>> start

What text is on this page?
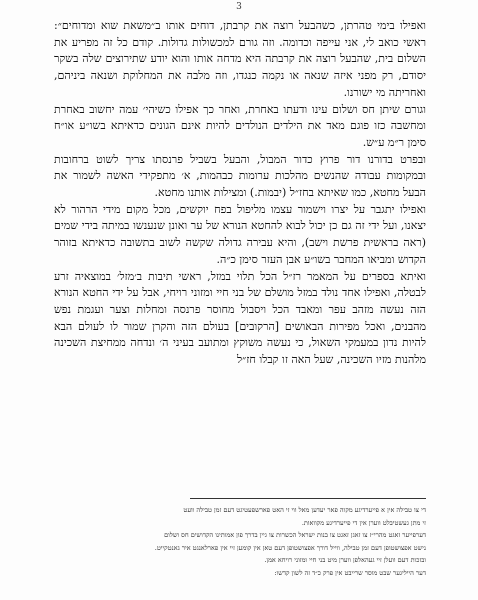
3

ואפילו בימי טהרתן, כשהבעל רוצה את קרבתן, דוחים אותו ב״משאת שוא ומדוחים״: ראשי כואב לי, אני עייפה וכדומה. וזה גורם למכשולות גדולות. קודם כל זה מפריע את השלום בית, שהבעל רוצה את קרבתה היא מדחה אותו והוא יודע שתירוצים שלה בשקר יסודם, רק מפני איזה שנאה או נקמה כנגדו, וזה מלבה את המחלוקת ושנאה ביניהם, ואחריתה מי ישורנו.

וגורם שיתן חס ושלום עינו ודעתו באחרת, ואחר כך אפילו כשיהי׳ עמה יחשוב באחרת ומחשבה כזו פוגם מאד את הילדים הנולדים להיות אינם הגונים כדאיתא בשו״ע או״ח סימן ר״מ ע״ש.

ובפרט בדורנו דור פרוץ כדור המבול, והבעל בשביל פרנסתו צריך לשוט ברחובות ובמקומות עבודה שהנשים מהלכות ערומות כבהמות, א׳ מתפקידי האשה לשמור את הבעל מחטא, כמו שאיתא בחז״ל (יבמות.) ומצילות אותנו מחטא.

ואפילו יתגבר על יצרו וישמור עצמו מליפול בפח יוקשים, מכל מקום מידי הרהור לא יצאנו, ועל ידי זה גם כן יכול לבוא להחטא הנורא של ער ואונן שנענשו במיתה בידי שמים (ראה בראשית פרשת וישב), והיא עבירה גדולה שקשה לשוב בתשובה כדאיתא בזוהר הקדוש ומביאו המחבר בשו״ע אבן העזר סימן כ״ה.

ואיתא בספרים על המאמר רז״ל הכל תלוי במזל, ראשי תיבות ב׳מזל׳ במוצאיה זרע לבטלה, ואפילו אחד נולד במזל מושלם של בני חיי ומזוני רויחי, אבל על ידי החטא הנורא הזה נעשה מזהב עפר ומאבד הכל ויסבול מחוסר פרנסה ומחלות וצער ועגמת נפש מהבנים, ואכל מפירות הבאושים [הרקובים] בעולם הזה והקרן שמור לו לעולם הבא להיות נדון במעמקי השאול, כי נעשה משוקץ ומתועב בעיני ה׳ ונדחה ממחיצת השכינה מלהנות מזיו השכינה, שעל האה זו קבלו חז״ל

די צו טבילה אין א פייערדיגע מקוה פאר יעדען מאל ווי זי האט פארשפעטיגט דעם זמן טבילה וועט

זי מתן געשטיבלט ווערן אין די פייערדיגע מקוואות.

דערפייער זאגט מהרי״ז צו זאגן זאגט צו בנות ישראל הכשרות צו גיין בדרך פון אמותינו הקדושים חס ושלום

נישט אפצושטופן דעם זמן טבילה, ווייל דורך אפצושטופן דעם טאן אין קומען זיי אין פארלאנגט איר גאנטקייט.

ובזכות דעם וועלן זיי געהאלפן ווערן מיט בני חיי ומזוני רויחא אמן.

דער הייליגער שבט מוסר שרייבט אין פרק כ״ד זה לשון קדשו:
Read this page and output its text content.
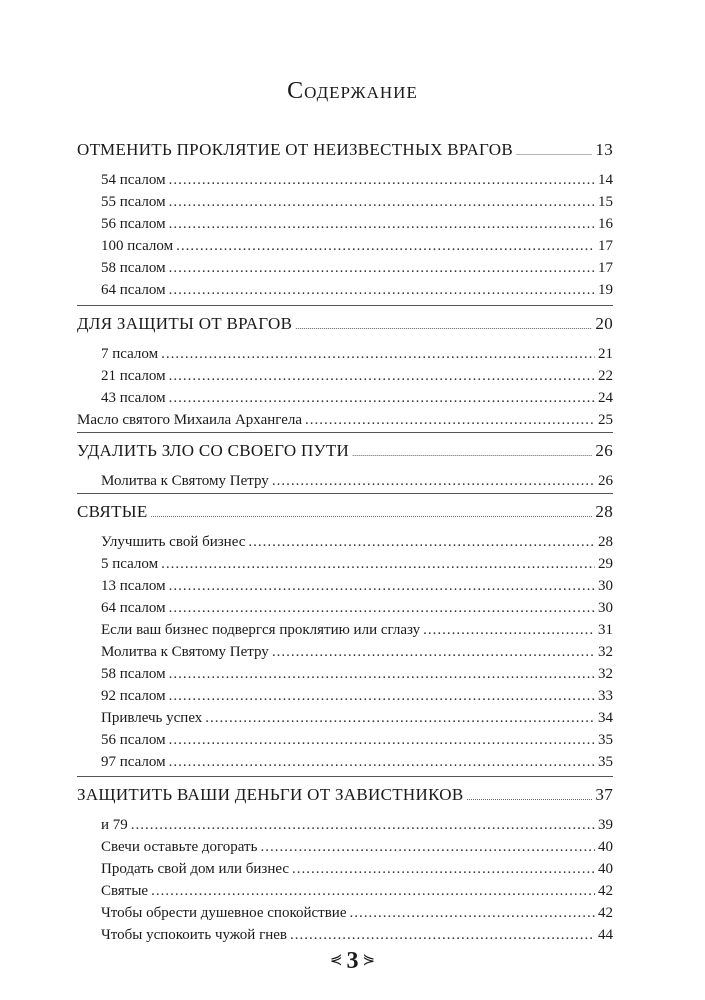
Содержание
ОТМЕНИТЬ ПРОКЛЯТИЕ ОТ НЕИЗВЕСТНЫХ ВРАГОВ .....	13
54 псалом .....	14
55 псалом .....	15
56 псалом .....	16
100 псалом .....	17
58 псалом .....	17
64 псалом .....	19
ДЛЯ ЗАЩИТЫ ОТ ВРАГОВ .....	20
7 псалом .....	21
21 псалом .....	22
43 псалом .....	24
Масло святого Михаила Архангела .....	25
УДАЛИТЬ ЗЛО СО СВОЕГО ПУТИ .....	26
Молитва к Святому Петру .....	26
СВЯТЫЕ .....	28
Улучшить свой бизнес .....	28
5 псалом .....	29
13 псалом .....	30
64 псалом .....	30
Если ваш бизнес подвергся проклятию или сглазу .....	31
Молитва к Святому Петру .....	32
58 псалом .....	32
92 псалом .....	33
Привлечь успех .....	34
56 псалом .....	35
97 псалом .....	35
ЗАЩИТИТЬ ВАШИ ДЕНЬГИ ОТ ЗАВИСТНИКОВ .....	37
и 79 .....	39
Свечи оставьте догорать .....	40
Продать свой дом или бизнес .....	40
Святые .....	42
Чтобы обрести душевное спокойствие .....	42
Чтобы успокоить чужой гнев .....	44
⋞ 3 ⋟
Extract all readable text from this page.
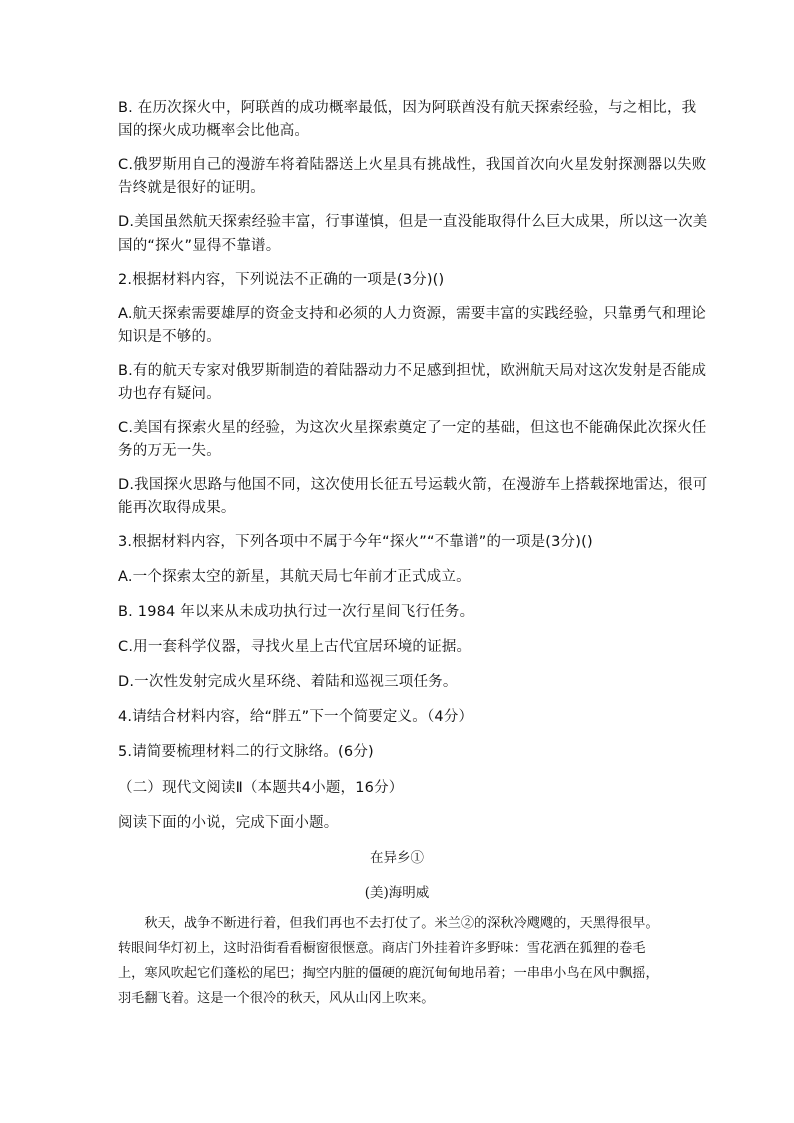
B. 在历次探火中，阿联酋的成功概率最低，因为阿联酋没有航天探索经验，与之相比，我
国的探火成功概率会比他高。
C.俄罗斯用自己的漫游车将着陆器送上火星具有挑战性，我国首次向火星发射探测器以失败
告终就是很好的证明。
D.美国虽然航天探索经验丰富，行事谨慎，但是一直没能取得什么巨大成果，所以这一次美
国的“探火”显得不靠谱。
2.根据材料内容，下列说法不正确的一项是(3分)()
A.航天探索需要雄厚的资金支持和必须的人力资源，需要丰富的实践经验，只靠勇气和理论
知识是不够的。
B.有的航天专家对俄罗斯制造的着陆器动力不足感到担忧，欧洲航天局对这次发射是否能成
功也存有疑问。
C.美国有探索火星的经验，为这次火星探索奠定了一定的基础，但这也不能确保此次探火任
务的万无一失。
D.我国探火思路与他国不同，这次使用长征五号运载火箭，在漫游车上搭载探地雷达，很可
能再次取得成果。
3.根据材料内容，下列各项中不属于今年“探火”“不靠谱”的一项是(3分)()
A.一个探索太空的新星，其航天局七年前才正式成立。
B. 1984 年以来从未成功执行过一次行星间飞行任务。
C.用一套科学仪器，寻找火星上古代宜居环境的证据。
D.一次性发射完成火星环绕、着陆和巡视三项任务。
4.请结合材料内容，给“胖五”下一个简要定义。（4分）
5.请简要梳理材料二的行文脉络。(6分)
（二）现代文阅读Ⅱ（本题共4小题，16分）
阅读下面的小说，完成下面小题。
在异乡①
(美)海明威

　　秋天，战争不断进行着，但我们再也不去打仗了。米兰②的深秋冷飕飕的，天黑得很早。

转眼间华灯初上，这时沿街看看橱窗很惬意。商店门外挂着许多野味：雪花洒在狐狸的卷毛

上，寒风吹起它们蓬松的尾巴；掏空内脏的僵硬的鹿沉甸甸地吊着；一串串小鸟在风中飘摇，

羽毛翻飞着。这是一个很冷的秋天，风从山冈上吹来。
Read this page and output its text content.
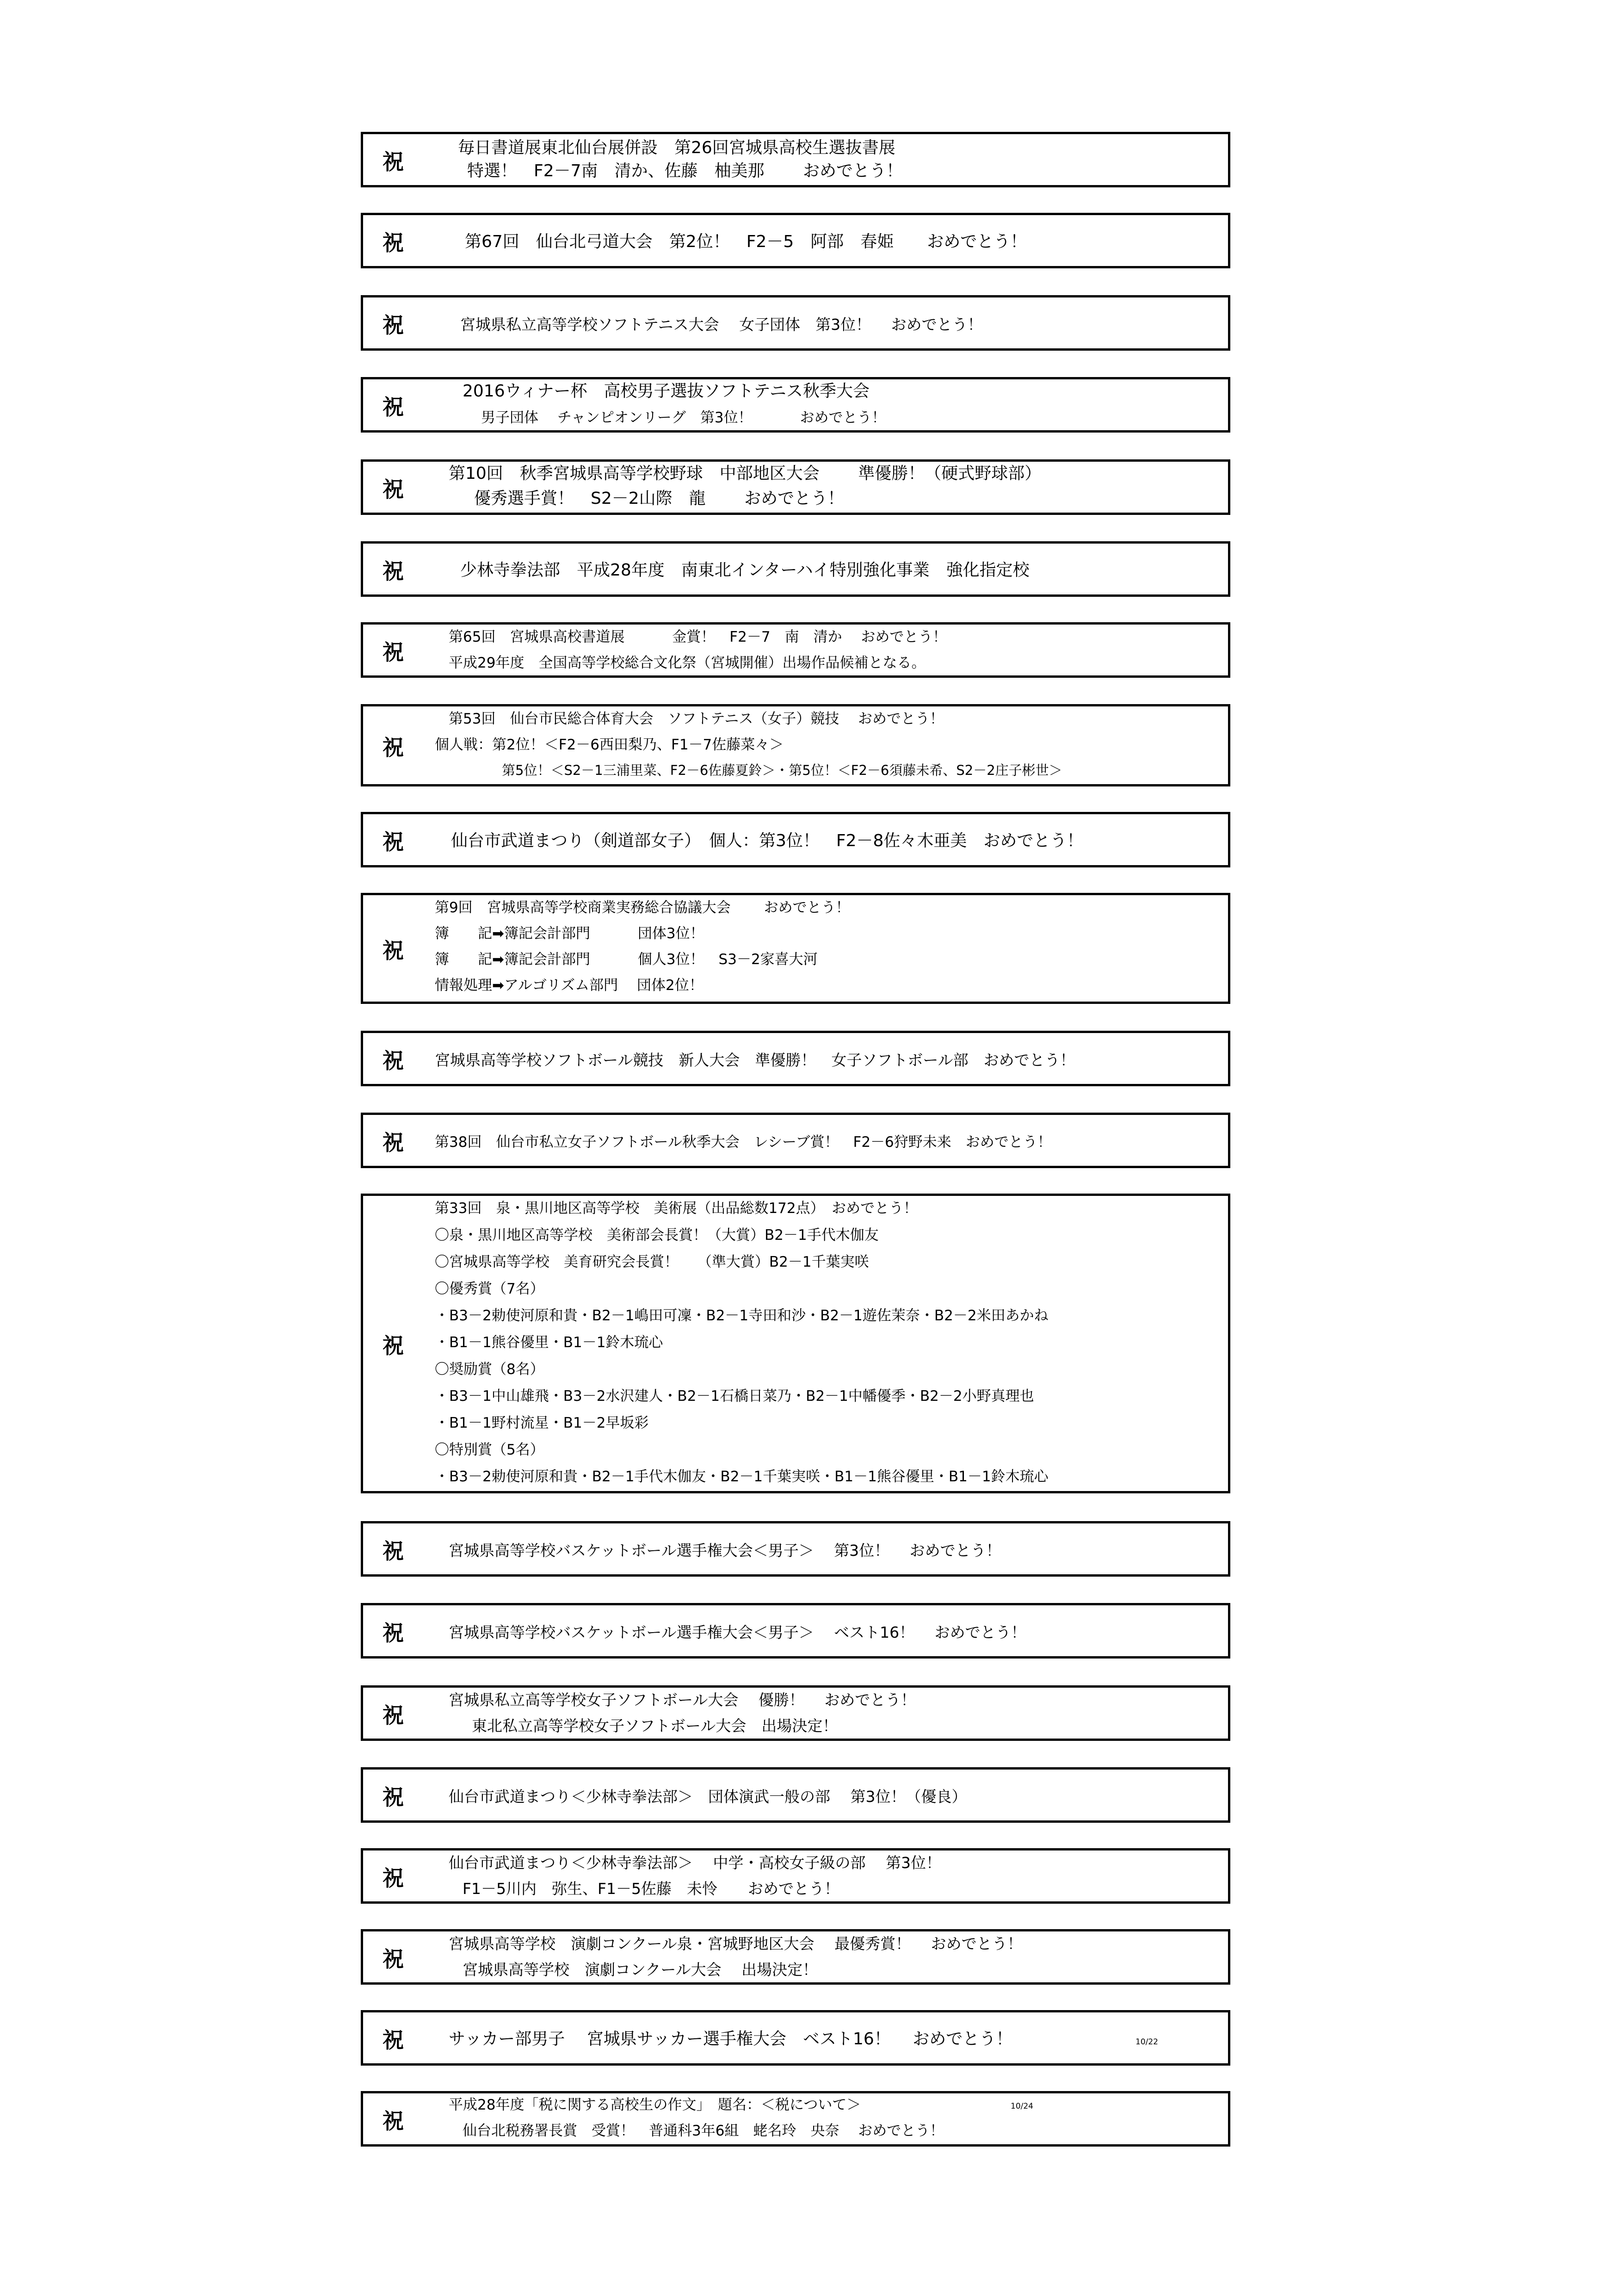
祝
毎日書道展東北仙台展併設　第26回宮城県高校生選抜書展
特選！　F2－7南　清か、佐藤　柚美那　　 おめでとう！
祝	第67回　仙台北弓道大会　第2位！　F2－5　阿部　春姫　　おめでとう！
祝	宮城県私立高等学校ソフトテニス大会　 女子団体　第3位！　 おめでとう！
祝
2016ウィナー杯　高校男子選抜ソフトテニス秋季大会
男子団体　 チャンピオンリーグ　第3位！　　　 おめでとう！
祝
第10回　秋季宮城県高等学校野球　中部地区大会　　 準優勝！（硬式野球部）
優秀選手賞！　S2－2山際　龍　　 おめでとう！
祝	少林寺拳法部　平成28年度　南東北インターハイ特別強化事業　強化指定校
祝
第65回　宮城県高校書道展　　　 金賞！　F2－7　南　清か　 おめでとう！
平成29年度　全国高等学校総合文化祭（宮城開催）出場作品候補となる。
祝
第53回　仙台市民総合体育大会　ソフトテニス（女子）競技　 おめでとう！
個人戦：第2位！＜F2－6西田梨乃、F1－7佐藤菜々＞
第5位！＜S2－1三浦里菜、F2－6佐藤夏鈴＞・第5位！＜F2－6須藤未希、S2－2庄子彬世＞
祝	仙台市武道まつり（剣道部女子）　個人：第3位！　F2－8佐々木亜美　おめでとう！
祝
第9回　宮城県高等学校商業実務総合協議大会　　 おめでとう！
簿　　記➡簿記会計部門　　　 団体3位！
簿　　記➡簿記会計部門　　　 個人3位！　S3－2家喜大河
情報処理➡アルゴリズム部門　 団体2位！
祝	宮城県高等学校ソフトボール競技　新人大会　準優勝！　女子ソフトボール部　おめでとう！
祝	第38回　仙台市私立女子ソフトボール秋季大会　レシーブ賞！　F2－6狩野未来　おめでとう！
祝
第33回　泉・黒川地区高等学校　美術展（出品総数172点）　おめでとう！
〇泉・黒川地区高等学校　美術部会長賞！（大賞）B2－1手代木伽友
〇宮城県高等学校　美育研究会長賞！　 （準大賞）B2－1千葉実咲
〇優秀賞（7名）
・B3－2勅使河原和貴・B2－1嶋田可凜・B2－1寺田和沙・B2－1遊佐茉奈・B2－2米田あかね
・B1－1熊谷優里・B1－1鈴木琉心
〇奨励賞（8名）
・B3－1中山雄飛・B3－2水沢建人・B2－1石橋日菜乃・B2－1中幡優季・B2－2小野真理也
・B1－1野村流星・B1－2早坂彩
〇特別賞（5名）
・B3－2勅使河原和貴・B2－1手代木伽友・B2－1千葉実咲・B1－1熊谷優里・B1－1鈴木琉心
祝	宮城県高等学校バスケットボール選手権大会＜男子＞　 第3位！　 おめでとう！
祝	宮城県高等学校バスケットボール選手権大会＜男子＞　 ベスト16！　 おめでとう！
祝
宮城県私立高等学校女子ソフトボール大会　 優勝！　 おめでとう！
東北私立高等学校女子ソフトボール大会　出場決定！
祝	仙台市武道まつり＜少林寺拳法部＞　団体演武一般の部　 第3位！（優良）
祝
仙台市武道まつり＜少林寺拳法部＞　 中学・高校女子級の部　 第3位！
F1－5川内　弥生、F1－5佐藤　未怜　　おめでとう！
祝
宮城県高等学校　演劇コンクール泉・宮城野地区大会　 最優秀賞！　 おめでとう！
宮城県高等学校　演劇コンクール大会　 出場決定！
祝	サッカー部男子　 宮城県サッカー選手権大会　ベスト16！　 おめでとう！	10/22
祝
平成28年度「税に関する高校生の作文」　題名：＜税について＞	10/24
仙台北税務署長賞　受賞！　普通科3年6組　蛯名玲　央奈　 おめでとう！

>> end

Work to complete: Pull out all lines of the data with the string "ВРАГОВ".

Solved exercise:
ОТМЕНИТЬ ПРОКЛЯТИЕ ОТ НЕИЗВЕСТНЫХ ВРАГОВ .....	13
ДЛЯ ЗАЩИТЫ ОТ ВРАГОВ .....	20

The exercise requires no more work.